| Description of the task |
Rewrite the data below with every "anomaly-cell" swapped for "grid-cell", keeping everything else unchanged and leaving out the pictures.

** start **

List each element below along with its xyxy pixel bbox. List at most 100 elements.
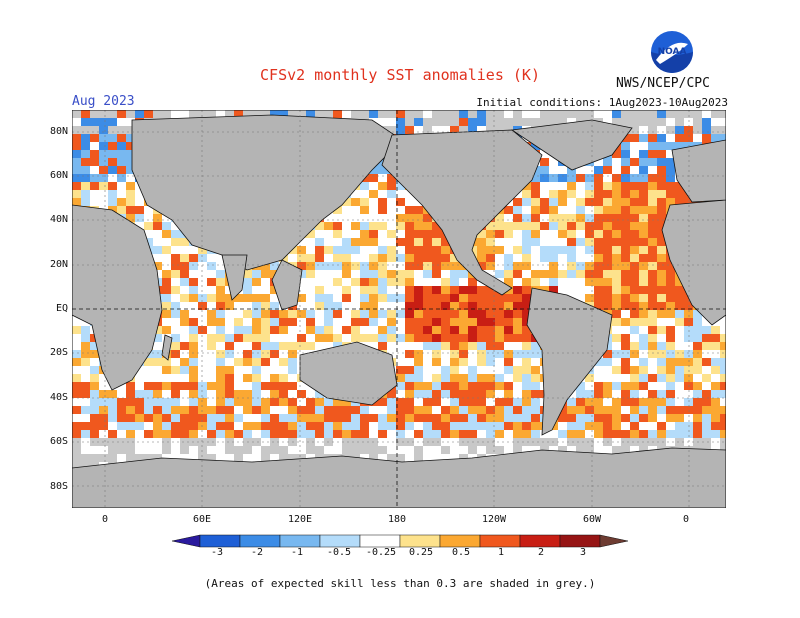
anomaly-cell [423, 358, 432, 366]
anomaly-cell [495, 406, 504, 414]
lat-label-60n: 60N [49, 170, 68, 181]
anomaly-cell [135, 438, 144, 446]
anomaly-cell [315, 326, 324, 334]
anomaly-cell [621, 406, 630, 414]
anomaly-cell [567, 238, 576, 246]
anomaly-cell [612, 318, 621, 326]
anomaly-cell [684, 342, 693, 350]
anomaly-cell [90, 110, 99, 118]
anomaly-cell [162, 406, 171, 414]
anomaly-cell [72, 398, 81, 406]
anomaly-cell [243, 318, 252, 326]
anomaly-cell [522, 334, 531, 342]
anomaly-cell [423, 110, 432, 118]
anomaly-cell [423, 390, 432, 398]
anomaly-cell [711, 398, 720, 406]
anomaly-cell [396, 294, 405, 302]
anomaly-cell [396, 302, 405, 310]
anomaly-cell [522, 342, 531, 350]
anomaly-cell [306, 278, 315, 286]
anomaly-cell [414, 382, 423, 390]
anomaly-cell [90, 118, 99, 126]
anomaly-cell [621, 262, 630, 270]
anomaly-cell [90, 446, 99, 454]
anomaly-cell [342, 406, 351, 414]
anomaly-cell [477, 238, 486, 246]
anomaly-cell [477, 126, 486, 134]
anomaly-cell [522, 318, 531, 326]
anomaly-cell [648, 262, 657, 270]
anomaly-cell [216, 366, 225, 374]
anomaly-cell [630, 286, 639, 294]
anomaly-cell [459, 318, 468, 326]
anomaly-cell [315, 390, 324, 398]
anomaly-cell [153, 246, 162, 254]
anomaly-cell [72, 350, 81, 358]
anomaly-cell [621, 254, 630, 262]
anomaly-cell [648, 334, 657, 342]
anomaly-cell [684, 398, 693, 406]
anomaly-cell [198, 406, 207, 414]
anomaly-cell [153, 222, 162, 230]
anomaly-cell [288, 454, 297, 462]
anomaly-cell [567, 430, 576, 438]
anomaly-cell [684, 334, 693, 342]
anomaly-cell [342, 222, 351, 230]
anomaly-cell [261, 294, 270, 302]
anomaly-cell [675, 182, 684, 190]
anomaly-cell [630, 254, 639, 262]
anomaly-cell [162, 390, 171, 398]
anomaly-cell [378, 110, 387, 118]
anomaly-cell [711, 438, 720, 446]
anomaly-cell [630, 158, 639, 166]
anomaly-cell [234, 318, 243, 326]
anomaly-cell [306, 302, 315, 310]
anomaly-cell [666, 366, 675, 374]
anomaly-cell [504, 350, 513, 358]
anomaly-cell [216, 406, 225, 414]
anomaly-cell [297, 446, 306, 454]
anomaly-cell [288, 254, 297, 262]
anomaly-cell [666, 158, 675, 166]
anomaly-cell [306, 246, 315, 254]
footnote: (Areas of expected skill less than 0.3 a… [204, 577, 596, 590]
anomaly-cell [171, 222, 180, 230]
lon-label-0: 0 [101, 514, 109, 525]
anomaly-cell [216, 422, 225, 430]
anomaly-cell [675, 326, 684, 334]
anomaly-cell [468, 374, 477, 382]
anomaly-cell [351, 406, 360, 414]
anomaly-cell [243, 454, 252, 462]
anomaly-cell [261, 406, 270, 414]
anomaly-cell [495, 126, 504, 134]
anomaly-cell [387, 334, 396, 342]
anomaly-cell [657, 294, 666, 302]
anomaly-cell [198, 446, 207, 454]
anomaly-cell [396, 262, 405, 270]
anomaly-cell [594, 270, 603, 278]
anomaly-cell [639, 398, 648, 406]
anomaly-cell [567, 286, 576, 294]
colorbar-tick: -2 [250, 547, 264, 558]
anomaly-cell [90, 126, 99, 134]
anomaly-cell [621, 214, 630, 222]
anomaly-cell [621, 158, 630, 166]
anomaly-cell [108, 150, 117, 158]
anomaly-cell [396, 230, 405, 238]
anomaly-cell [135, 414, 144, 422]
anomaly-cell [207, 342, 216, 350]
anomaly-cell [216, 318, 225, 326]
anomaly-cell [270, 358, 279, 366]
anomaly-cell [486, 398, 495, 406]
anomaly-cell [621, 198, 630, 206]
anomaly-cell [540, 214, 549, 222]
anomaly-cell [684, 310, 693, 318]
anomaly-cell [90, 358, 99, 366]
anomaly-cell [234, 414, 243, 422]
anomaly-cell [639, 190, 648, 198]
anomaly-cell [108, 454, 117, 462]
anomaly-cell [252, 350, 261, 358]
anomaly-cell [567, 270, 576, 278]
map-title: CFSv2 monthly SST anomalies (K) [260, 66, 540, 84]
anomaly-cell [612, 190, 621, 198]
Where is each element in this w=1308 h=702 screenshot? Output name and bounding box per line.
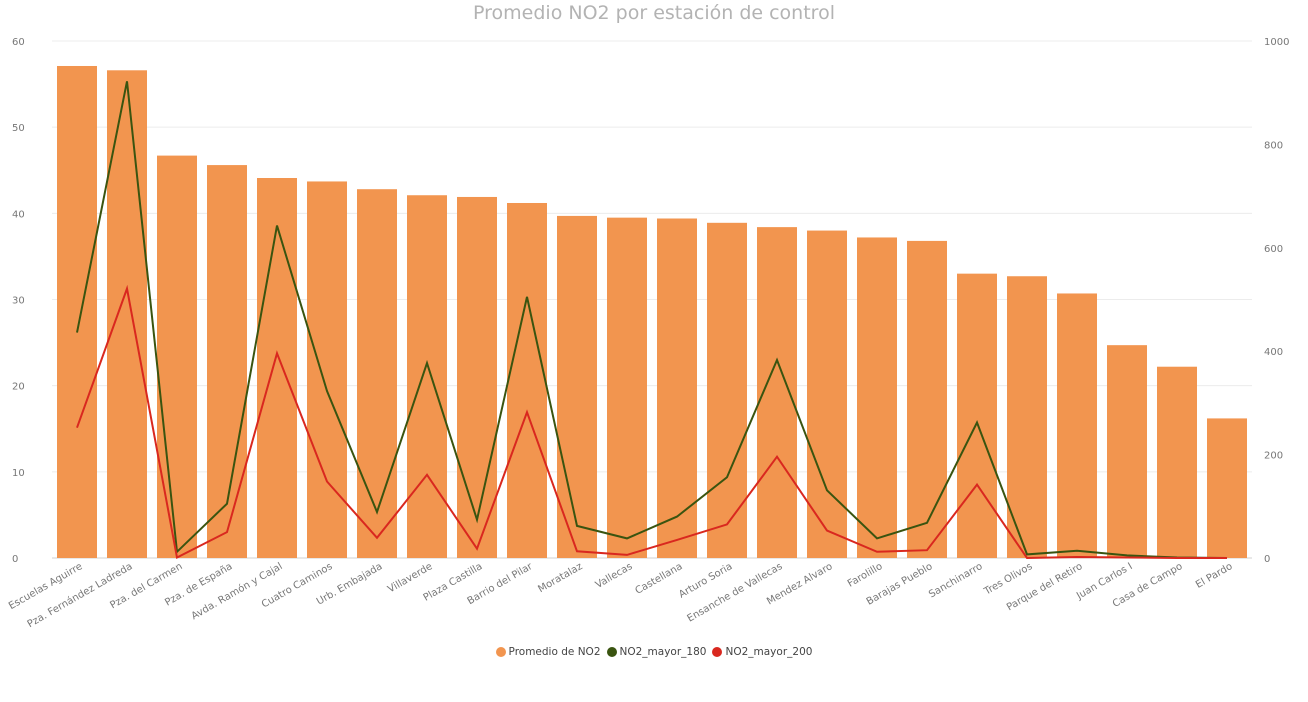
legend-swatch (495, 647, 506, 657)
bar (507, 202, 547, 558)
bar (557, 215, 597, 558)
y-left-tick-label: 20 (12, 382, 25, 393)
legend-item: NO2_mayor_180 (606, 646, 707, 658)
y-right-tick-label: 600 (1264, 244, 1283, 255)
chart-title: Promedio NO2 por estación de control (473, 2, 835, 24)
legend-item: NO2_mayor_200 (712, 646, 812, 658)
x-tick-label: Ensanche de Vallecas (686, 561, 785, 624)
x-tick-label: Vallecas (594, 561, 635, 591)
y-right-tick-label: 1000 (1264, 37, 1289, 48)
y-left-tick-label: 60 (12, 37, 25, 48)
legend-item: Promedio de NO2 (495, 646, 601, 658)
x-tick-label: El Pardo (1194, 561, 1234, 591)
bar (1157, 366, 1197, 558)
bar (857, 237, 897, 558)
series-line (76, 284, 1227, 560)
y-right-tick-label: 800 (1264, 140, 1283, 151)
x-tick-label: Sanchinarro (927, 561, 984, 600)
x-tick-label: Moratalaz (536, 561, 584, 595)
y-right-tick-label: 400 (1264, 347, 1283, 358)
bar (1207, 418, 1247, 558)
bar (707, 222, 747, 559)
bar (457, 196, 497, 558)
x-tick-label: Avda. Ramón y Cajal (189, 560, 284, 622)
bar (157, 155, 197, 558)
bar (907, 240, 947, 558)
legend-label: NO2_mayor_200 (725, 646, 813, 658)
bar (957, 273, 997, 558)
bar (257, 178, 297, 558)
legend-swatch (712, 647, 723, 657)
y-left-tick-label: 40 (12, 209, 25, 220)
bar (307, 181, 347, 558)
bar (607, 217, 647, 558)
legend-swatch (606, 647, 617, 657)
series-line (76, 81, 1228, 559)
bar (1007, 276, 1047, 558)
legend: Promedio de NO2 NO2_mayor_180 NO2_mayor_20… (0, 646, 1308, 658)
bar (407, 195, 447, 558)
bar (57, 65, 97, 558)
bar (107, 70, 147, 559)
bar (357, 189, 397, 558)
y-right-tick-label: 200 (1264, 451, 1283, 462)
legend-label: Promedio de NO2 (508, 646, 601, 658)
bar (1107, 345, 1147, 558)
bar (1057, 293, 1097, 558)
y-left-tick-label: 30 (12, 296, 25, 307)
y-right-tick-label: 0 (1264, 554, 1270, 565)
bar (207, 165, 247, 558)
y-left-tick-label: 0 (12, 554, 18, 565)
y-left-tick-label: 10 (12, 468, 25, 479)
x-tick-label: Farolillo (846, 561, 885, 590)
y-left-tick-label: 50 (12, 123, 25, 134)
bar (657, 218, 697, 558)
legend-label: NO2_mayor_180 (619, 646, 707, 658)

** end **

| Response to this exercise |
List each element below along with its xyxy pixel bbox. List at most 100 elements.
grid-cell [423, 358, 432, 366]
grid-cell [495, 406, 504, 414]
lat-label-60n: 60N [49, 170, 68, 181]
grid-cell [135, 438, 144, 446]
grid-cell [315, 326, 324, 334]
grid-cell [621, 406, 630, 414]
grid-cell [567, 238, 576, 246]
grid-cell [612, 318, 621, 326]
grid-cell [684, 342, 693, 350]
grid-cell [90, 110, 99, 118]
grid-cell [162, 406, 171, 414]
grid-cell [72, 398, 81, 406]
grid-cell [243, 318, 252, 326]
grid-cell [522, 334, 531, 342]
grid-cell [423, 110, 432, 118]
grid-cell [423, 390, 432, 398]
grid-cell [711, 398, 720, 406]
grid-cell [396, 294, 405, 302]
grid-cell [396, 302, 405, 310]
grid-cell [522, 342, 531, 350]
grid-cell [306, 278, 315, 286]
grid-cell [414, 382, 423, 390]
grid-cell [90, 118, 99, 126]
grid-cell [621, 262, 630, 270]
grid-cell [90, 446, 99, 454]
grid-cell [342, 406, 351, 414]
grid-cell [477, 238, 486, 246]
grid-cell [477, 126, 486, 134]
grid-cell [522, 318, 531, 326]
grid-cell [648, 262, 657, 270]
grid-cell [216, 366, 225, 374]
grid-cell [630, 286, 639, 294]
grid-cell [459, 318, 468, 326]
grid-cell [315, 390, 324, 398]
grid-cell [153, 246, 162, 254]
grid-cell [72, 350, 81, 358]
grid-cell [621, 254, 630, 262]
grid-cell [648, 334, 657, 342]
grid-cell [684, 398, 693, 406]
grid-cell [198, 406, 207, 414]
grid-cell [153, 222, 162, 230]
grid-cell [288, 454, 297, 462]
grid-cell [567, 430, 576, 438]
grid-cell [684, 334, 693, 342]
grid-cell [342, 222, 351, 230]
grid-cell [261, 294, 270, 302]
grid-cell [675, 182, 684, 190]
grid-cell [630, 254, 639, 262]
grid-cell [162, 390, 171, 398]
grid-cell [378, 110, 387, 118]
grid-cell [711, 438, 720, 446]
grid-cell [630, 158, 639, 166]
grid-cell [234, 318, 243, 326]
grid-cell [306, 302, 315, 310]
grid-cell [666, 366, 675, 374]
grid-cell [504, 350, 513, 358]
grid-cell [216, 406, 225, 414]
grid-cell [297, 446, 306, 454]
grid-cell [288, 254, 297, 262]
grid-cell [666, 158, 675, 166]
grid-cell [306, 246, 315, 254]
footnote: (Areas of expected skill less than 0.3 a… [204, 577, 596, 590]
grid-cell [171, 222, 180, 230]
lon-label-0: 0 [101, 514, 109, 525]
grid-cell [216, 422, 225, 430]
grid-cell [675, 326, 684, 334]
grid-cell [468, 374, 477, 382]
grid-cell [351, 406, 360, 414]
grid-cell [243, 454, 252, 462]
grid-cell [261, 406, 270, 414]
grid-cell [495, 126, 504, 134]
grid-cell [387, 334, 396, 342]
grid-cell [657, 294, 666, 302]
grid-cell [198, 446, 207, 454]
grid-cell [396, 262, 405, 270]
grid-cell [594, 270, 603, 278]
grid-cell [639, 398, 648, 406]
grid-cell [567, 286, 576, 294]
colorbar-tick: -2 [250, 547, 264, 558]
grid-cell [90, 126, 99, 134]
grid-cell [621, 214, 630, 222]
grid-cell [621, 158, 630, 166]
grid-cell [108, 150, 117, 158]
grid-cell [396, 230, 405, 238]
grid-cell [135, 414, 144, 422]
grid-cell [207, 342, 216, 350]
grid-cell [216, 318, 225, 326]
grid-cell [270, 358, 279, 366]
grid-cell [486, 398, 495, 406]
grid-cell [621, 198, 630, 206]
grid-cell [540, 214, 549, 222]
grid-cell [684, 310, 693, 318]
grid-cell [90, 358, 99, 366]
grid-cell [234, 414, 243, 422]
grid-cell [639, 190, 648, 198]
grid-cell [108, 454, 117, 462]
grid-cell [252, 350, 261, 358]
grid-cell [567, 270, 576, 278]
map-title: CFSv2 monthly SST anomalies (K) [260, 66, 540, 84]
grid-cell [612, 190, 621, 198]
Where is each element in this w=1308 h=702 screenshot? Output name and bounding box per line.
legend-swatch (495, 647, 506, 657)
bar (507, 202, 547, 558)
bar (557, 215, 597, 558)
y-left-tick-label: 20 (12, 382, 25, 393)
legend-item: NO2_mayor_180 (606, 646, 707, 658)
y-right-tick-label: 600 (1264, 244, 1283, 255)
chart-title: Promedio NO2 por estación de control (473, 2, 835, 24)
legend-item: NO2_mayor_200 (712, 646, 812, 658)
x-tick-label: Ensanche de Vallecas (686, 561, 785, 624)
x-tick-label: Vallecas (594, 561, 635, 591)
y-right-tick-label: 1000 (1264, 37, 1289, 48)
y-left-tick-label: 60 (12, 37, 25, 48)
legend-item: Promedio de NO2 (495, 646, 601, 658)
x-tick-label: El Pardo (1194, 561, 1234, 591)
bar (1157, 366, 1197, 558)
bar (857, 237, 897, 558)
series-line (76, 284, 1227, 560)
y-right-tick-label: 800 (1264, 140, 1283, 151)
x-tick-label: Sanchinarro (927, 561, 984, 600)
x-tick-label: Moratalaz (536, 561, 584, 595)
y-right-tick-label: 400 (1264, 347, 1283, 358)
bar (1207, 418, 1247, 558)
bar (707, 222, 747, 559)
bar (457, 196, 497, 558)
x-tick-label: Avda. Ramón y Cajal (189, 560, 284, 622)
bar (157, 155, 197, 558)
bar (907, 240, 947, 558)
legend-label: NO2_mayor_200 (725, 646, 813, 658)
bar (957, 273, 997, 558)
bar (257, 178, 297, 558)
legend-swatch (712, 647, 723, 657)
y-left-tick-label: 40 (12, 209, 25, 220)
bar (307, 181, 347, 558)
bar (607, 217, 647, 558)
legend-swatch (606, 647, 617, 657)
series-line (76, 81, 1228, 559)
bar (1007, 276, 1047, 558)
legend: Promedio de NO2 NO2_mayor_180 NO2_mayor_20… (0, 646, 1308, 658)
bar (407, 195, 447, 558)
bar (57, 65, 97, 558)
bar (107, 70, 147, 559)
bar (357, 189, 397, 558)
y-right-tick-label: 200 (1264, 451, 1283, 462)
legend-label: Promedio de NO2 (508, 646, 601, 658)
bar (1107, 345, 1147, 558)
bar (1057, 293, 1097, 558)
y-left-tick-label: 30 (12, 296, 25, 307)
y-right-tick-label: 0 (1264, 554, 1270, 565)
bar (207, 165, 247, 558)
y-left-tick-label: 0 (12, 554, 18, 565)
y-left-tick-label: 10 (12, 468, 25, 479)
x-tick-label: Farolillo (846, 561, 885, 590)
y-left-tick-label: 50 (12, 123, 25, 134)
bar (657, 218, 697, 558)
legend-label: NO2_mayor_180 (619, 646, 707, 658)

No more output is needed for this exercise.